§ **SET PROBLEM**:
Out of the lines in this data, how many include "vCPUs"? Give the number and nothing else.

[Data items]
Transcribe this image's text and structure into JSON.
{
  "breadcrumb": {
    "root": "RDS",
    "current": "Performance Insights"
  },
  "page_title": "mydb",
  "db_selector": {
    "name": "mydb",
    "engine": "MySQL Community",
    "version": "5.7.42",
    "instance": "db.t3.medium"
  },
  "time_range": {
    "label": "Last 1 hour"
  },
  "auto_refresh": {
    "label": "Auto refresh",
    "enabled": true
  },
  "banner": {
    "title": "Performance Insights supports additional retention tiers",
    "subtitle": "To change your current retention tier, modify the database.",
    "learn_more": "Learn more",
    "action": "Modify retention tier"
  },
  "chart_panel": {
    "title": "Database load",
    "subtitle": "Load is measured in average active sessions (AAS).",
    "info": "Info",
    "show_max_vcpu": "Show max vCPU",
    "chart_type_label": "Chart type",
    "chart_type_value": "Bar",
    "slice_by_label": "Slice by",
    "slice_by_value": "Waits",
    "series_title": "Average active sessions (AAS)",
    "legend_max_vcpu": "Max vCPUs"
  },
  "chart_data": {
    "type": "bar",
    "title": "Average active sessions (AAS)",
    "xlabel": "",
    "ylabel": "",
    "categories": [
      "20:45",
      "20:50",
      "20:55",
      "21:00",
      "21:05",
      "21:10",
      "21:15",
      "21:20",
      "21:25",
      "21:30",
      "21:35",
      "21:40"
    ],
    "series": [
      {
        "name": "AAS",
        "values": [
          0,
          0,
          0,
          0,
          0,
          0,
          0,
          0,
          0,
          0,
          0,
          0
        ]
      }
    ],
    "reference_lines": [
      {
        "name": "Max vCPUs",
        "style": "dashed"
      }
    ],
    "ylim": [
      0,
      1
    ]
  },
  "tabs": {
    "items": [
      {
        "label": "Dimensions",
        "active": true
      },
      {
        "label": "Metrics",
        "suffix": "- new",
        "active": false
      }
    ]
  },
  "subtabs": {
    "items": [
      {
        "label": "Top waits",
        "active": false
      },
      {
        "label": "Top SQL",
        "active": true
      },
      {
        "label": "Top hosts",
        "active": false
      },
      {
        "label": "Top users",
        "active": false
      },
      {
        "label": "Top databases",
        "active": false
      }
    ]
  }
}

...

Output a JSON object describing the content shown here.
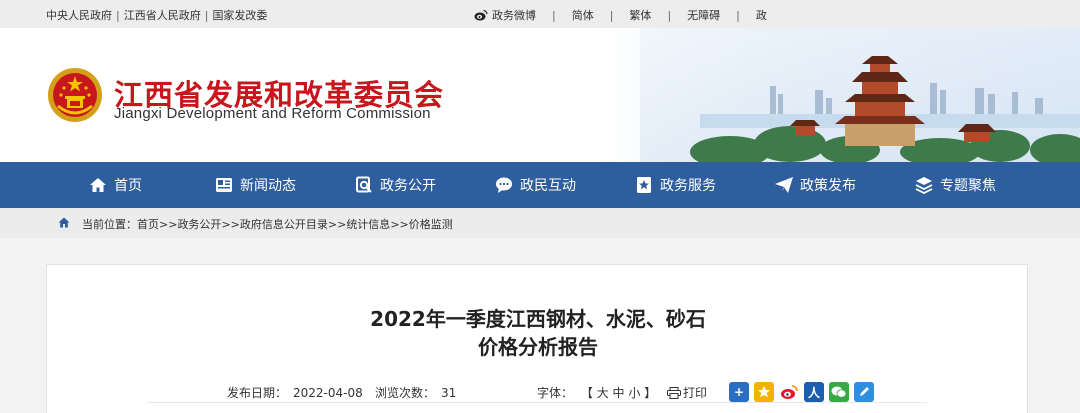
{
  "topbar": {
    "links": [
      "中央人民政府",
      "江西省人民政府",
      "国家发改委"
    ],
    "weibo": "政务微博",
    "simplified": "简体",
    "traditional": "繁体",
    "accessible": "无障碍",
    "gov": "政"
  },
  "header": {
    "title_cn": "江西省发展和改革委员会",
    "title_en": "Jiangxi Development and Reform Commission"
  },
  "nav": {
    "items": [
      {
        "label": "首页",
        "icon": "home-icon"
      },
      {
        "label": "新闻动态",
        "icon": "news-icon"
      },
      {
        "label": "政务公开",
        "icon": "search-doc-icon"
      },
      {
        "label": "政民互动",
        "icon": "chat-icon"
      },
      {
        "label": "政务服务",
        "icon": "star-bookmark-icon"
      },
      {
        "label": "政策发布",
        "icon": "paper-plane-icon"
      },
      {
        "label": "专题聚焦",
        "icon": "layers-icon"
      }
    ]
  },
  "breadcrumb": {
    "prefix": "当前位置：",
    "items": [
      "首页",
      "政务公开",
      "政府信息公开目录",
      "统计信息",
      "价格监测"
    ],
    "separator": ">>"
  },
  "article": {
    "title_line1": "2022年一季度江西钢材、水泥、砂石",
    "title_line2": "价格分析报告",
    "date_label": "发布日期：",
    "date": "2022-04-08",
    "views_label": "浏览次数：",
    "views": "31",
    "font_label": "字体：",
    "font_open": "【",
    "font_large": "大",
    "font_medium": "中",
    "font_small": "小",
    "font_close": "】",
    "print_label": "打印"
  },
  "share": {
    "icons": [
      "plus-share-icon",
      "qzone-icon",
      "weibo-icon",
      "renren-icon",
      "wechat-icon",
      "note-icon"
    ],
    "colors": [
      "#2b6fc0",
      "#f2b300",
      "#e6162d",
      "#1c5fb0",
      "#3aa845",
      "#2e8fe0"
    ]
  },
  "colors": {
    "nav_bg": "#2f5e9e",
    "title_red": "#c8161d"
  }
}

§ **TASK RESULT**:
2